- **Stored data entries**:

Start

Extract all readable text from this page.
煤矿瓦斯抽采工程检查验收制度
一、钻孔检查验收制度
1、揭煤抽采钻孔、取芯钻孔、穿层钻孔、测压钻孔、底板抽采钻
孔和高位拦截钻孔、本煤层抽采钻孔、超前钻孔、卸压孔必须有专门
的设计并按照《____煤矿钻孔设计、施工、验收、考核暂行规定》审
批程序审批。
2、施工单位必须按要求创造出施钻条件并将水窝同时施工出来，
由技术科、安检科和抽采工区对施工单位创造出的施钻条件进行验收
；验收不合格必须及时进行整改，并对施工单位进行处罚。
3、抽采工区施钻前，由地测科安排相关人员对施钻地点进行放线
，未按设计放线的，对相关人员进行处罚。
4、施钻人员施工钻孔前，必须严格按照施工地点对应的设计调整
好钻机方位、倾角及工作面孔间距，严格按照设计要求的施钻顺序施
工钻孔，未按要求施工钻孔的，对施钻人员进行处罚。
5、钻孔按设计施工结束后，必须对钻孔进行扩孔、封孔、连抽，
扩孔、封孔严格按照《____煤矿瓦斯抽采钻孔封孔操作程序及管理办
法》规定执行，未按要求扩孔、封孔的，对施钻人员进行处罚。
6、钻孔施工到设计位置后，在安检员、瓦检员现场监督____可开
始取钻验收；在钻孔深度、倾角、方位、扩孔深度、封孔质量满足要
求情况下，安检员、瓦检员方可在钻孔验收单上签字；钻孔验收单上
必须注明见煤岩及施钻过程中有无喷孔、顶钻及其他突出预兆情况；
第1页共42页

End
Start

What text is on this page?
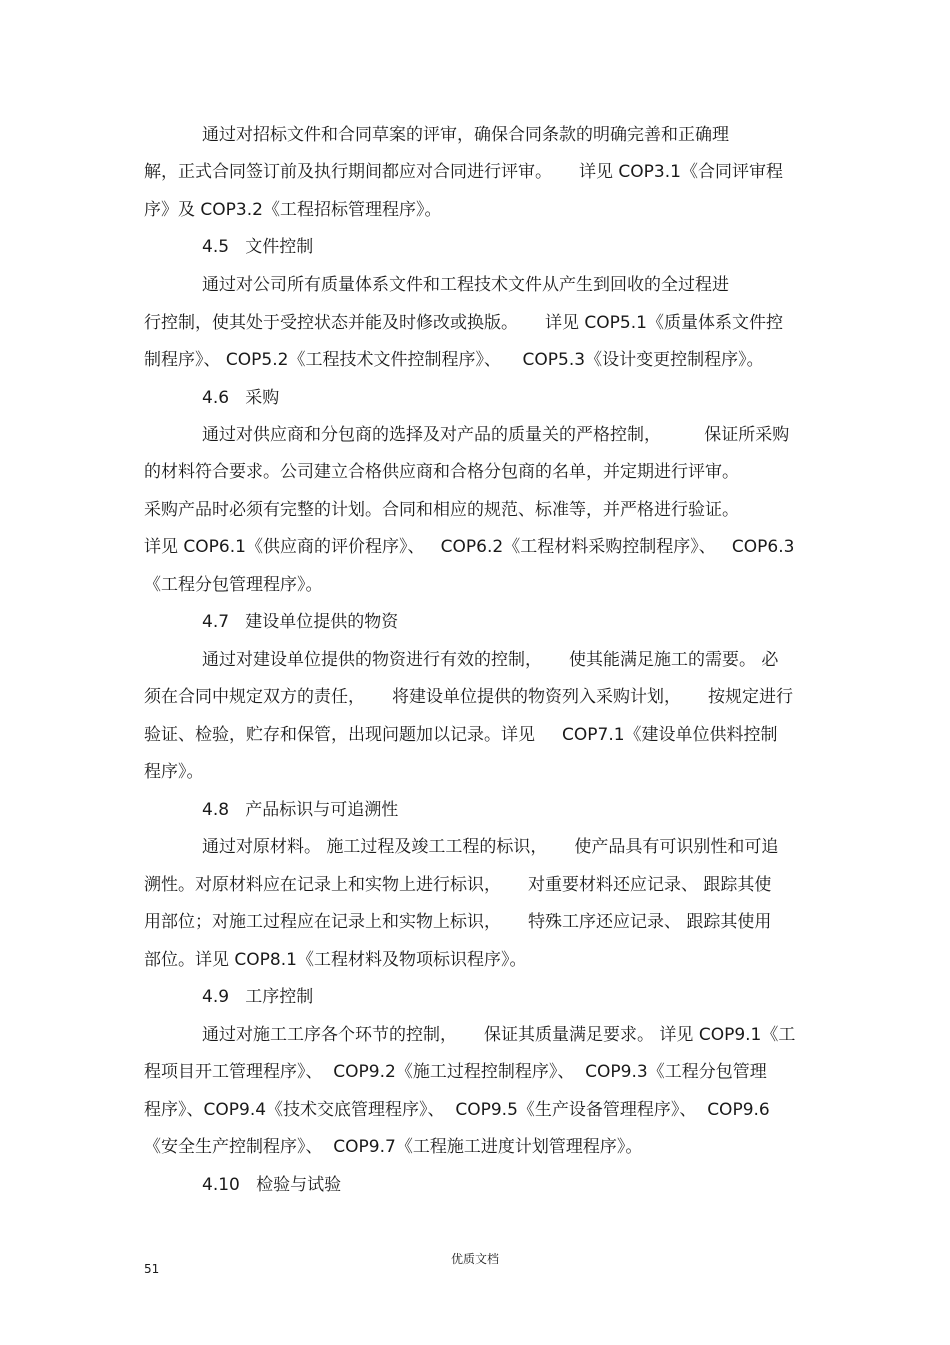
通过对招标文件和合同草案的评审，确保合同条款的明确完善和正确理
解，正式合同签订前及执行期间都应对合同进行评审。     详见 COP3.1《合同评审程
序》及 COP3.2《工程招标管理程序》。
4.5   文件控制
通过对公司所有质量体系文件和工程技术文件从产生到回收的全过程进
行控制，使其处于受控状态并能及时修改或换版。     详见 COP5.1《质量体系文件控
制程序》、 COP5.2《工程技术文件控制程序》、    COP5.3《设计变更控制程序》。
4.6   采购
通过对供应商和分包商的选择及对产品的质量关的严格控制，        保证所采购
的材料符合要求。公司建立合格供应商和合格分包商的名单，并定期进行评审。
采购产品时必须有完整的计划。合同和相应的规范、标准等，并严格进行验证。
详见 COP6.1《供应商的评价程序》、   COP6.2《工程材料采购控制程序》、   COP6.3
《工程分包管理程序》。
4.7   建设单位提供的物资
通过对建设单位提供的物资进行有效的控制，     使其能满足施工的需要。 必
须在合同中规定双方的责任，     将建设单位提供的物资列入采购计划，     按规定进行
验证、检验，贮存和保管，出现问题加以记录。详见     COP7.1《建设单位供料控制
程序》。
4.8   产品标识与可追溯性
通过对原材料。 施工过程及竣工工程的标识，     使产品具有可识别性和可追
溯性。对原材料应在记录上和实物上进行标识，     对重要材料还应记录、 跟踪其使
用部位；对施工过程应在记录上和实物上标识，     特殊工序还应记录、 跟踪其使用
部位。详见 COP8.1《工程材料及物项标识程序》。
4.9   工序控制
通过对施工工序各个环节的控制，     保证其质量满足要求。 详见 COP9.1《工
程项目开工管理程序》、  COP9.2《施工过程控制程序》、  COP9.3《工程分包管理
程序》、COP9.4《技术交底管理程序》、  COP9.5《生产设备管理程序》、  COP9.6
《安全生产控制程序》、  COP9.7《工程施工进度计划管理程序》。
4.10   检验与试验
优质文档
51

End
Start

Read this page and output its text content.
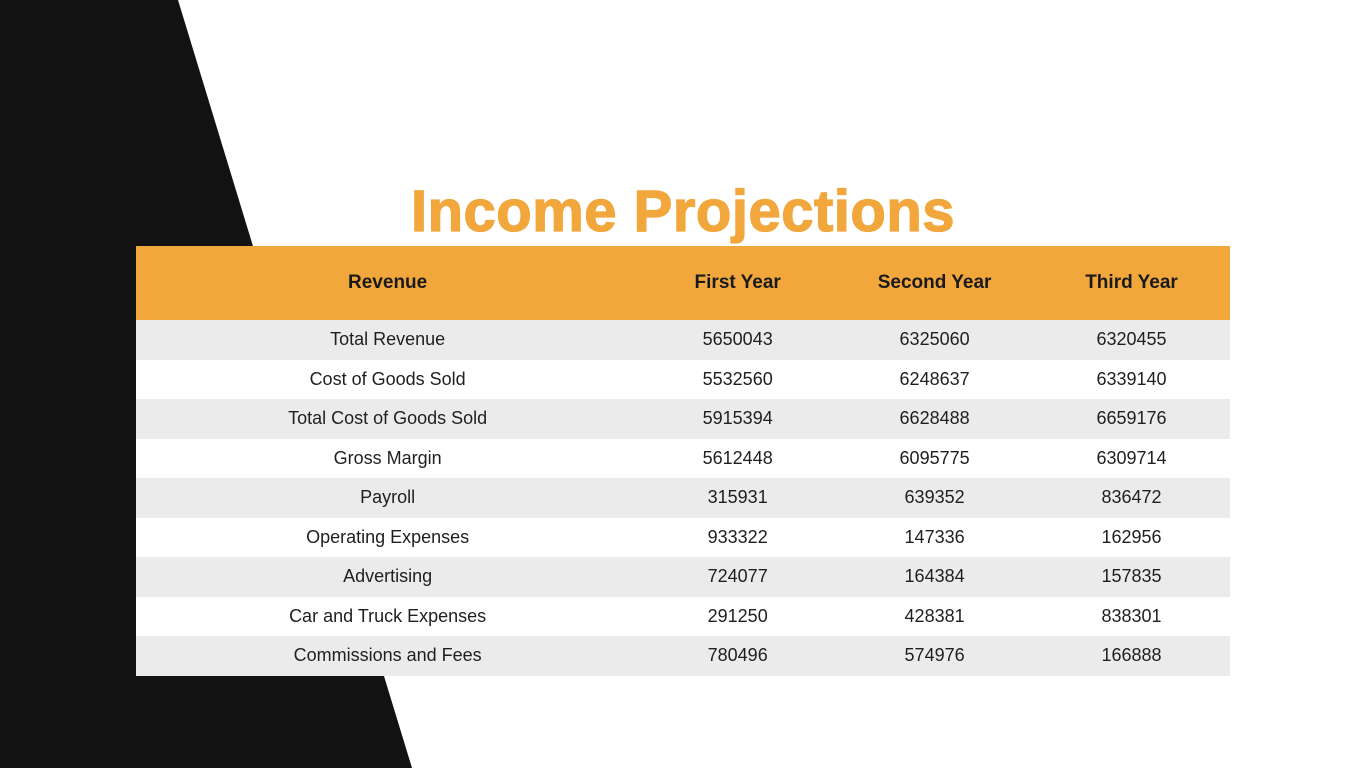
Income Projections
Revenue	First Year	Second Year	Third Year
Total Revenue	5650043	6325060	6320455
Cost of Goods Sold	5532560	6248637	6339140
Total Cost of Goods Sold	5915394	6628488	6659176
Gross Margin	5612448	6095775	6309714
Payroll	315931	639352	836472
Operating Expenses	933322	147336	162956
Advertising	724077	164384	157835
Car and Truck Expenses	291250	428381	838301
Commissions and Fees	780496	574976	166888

End

- **WORK INSTRUCTIONS**: Filter the data for the string "page" and copy every line that has it.

- **FULL OUTPUT**:
Extract all readable text from this page.
What text is on this page?
Read this page and output its text content.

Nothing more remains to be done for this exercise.